- **Your objective**
Your task is to quote the material that follows, in full and exactly.

- **Supplied material**
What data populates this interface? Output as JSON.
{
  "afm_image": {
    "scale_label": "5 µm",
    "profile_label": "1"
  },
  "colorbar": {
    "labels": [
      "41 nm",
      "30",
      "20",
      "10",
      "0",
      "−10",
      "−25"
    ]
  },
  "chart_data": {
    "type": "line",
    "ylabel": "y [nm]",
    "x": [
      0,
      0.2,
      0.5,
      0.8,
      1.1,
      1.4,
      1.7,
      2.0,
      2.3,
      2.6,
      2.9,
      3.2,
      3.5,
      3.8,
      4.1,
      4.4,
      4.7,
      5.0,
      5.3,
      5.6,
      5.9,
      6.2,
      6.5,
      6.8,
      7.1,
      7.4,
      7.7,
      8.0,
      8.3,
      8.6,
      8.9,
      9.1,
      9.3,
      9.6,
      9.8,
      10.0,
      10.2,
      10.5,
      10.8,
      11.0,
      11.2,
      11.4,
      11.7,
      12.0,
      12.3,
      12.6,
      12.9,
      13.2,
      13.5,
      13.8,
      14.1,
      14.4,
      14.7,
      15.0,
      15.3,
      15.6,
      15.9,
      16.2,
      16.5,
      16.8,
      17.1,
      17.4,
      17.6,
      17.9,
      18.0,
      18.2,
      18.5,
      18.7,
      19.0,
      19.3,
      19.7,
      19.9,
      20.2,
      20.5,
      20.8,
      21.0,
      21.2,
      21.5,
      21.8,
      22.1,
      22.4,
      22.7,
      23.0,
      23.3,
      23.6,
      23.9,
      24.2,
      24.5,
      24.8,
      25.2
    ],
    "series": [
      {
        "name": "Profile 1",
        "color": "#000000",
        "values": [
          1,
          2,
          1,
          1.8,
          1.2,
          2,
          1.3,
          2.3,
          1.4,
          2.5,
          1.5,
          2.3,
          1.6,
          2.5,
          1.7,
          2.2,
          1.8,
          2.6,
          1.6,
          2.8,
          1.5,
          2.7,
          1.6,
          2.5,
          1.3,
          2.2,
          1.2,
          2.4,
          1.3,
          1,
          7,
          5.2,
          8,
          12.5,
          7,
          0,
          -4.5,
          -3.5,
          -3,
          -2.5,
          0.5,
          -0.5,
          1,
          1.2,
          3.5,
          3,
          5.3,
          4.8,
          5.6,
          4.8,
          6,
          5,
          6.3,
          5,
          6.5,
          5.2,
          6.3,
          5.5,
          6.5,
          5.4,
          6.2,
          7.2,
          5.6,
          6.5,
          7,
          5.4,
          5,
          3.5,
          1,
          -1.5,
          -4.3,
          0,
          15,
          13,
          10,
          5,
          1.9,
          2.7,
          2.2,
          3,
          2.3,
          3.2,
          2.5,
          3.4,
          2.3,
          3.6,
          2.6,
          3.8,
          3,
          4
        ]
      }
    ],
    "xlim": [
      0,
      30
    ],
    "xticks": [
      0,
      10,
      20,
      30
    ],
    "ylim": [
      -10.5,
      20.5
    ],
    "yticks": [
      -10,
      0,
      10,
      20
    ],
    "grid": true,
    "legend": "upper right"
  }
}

- **Expected answer**
What data populates this interface? Output as JSON.
{
  "afm_image": {
    "scale_label": "5 µm",
    "profile_label": "1"
  },
  "colorbar": {
    "labels": [
      "41 nm",
      "30",
      "20",
      "10",
      "0",
      "−10",
      "−25"
    ]
  },
  "chart_data": {
    "type": "line",
    "ylabel": "y [nm]",
    "x": [
      0,
      0.2,
      0.5,
      0.8,
      1.1,
      1.4,
      1.7,
      2.0,
      2.3,
      2.6,
      2.9,
      3.2,
      3.5,
      3.8,
      4.1,
      4.4,
      4.7,
      5.0,
      5.3,
      5.6,
      5.9,
      6.2,
      6.5,
      6.8,
      7.1,
      7.4,
      7.7,
      8.0,
      8.3,
      8.6,
      8.9,
      9.1,
      9.3,
      9.6,
      9.8,
      10.0,
      10.2,
      10.5,
      10.8,
      11.0,
      11.2,
      11.4,
      11.7,
      12.0,
      12.3,
      12.6,
      12.9,
      13.2,
      13.5,
      13.8,
      14.1,
      14.4,
      14.7,
      15.0,
      15.3,
      15.6,
      15.9,
      16.2,
      16.5,
      16.8,
      17.1,
      17.4,
      17.6,
      17.9,
      18.0,
      18.2,
      18.5,
      18.7,
      19.0,
      19.3,
      19.7,
      19.9,
      20.2,
      20.5,
      20.8,
      21.0,
      21.2,
      21.5,
      21.8,
      22.1,
      22.4,
      22.7,
      23.0,
      23.3,
      23.6,
      23.9,
      24.2,
      24.5,
      24.8,
      25.2
    ],
    "series": [
      {
        "name": "Profile 1",
        "color": "#000000",
        "values": [
          1,
          2,
          1,
          1.8,
          1.2,
          2,
          1.3,
          2.3,
          1.4,
          2.5,
          1.5,
          2.3,
          1.6,
          2.5,
          1.7,
          2.2,
          1.8,
          2.6,
          1.6,
          2.8,
          1.5,
          2.7,
          1.6,
          2.5,
          1.3,
          2.2,
          1.2,
          2.4,
          1.3,
          1,
          7,
          5.2,
          8,
          12.5,
          7,
          0,
          -4.5,
          -3.5,
          -3,
          -2.5,
          0.5,
          -0.5,
          1,
          1.2,
          3.5,
          3,
          5.3,
          4.8,
          5.6,
          4.8,
          6,
          5,
          6.3,
          5,
          6.5,
          5.2,
          6.3,
          5.5,
          6.5,
          5.4,
          6.2,
          7.2,
          5.6,
          6.5,
          7,
          5.4,
          5,
          3.5,
          1,
          -1.5,
          -4.3,
          0,
          15,
          13,
          10,
          5,
          1.9,
          2.7,
          2.2,
          3,
          2.3,
          3.2,
          2.5,
          3.4,
          2.3,
          3.6,
          2.6,
          3.8,
          3,
          4
        ]
      }
    ],
    "xlim": [
      0,
      30
    ],
    "xticks": [
      0,
      10,
      20,
      30
    ],
    "ylim": [
      -10.5,
      20.5
    ],
    "yticks": [
      -10,
      0,
      10,
      20
    ],
    "grid": true,
    "legend": "upper right"
  }
}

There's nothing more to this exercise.